Records for this task:
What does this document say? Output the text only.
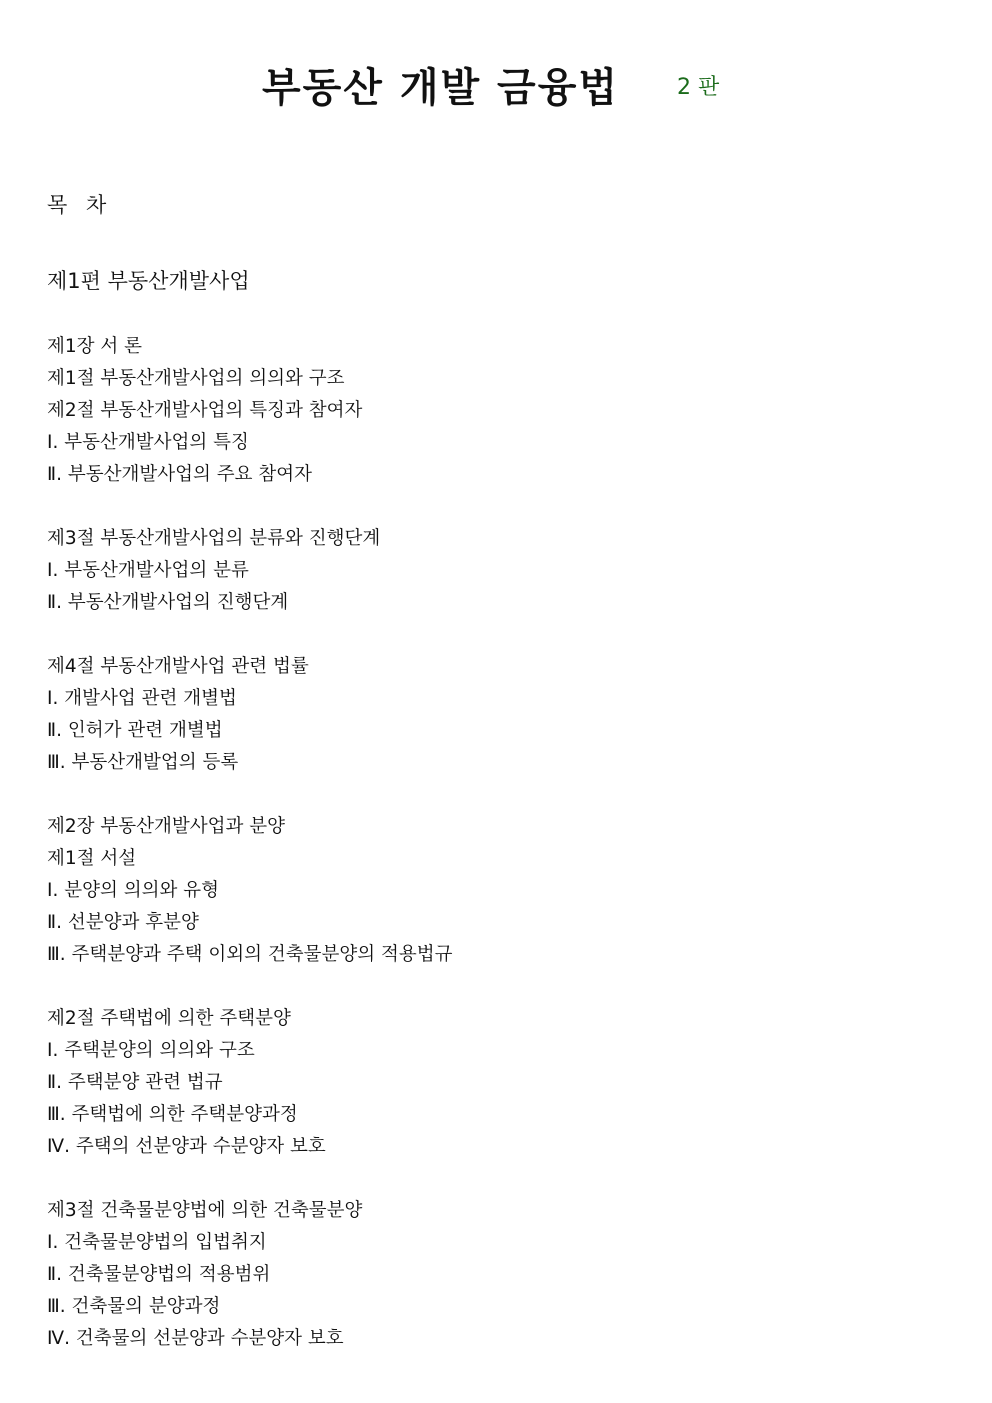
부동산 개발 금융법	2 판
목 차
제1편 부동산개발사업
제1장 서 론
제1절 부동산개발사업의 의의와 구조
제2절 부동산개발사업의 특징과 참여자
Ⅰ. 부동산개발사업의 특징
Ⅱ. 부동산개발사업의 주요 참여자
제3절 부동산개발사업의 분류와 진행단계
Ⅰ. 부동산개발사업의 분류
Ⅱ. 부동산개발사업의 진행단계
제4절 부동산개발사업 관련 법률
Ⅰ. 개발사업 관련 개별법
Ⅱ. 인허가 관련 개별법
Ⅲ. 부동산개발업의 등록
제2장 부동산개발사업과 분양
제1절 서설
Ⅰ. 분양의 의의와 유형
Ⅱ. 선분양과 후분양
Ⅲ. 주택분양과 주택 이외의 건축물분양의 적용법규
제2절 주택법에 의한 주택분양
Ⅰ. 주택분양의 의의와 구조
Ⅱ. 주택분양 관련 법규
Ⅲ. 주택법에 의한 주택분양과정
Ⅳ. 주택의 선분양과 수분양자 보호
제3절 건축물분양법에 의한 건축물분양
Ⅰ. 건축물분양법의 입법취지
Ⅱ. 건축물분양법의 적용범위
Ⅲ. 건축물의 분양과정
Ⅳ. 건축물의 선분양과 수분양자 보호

To do: Repeat the entries exactly. Pictures are excluded from the copy.

Result of the task:
What does this document say? Output the text only.
부동산 개발 금융법	2 판
목 차
제1편 부동산개발사업
제1장 서 론
제1절 부동산개발사업의 의의와 구조
제2절 부동산개발사업의 특징과 참여자
Ⅰ. 부동산개발사업의 특징
Ⅱ. 부동산개발사업의 주요 참여자
제3절 부동산개발사업의 분류와 진행단계
Ⅰ. 부동산개발사업의 분류
Ⅱ. 부동산개발사업의 진행단계
제4절 부동산개발사업 관련 법률
Ⅰ. 개발사업 관련 개별법
Ⅱ. 인허가 관련 개별법
Ⅲ. 부동산개발업의 등록
제2장 부동산개발사업과 분양
제1절 서설
Ⅰ. 분양의 의의와 유형
Ⅱ. 선분양과 후분양
Ⅲ. 주택분양과 주택 이외의 건축물분양의 적용법규
제2절 주택법에 의한 주택분양
Ⅰ. 주택분양의 의의와 구조
Ⅱ. 주택분양 관련 법규
Ⅲ. 주택법에 의한 주택분양과정
Ⅳ. 주택의 선분양과 수분양자 보호
제3절 건축물분양법에 의한 건축물분양
Ⅰ. 건축물분양법의 입법취지
Ⅱ. 건축물분양법의 적용범위
Ⅲ. 건축물의 분양과정
Ⅳ. 건축물의 선분양과 수분양자 보호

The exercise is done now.